▶ WORK INSTRUCTIONS
Establish how many lines in the material include the string "surface" and report it as a lone number.

Saved data entries
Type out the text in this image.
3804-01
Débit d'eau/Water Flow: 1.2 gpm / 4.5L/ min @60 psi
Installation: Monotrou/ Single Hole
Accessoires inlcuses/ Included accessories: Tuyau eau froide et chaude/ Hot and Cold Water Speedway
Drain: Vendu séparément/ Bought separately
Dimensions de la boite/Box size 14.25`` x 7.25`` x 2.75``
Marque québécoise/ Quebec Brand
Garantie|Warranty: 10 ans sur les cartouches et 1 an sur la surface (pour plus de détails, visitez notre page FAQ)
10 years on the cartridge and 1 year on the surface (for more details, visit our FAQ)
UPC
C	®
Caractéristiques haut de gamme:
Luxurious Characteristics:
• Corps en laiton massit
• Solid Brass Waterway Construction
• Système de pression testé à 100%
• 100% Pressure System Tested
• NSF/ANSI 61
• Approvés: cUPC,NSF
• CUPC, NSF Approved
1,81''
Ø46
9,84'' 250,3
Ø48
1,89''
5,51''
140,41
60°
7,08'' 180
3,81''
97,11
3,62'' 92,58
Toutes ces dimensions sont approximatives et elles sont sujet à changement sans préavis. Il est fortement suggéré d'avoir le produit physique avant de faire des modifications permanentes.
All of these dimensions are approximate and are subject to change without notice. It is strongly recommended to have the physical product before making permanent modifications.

▶ SOLVED EXERCISE
2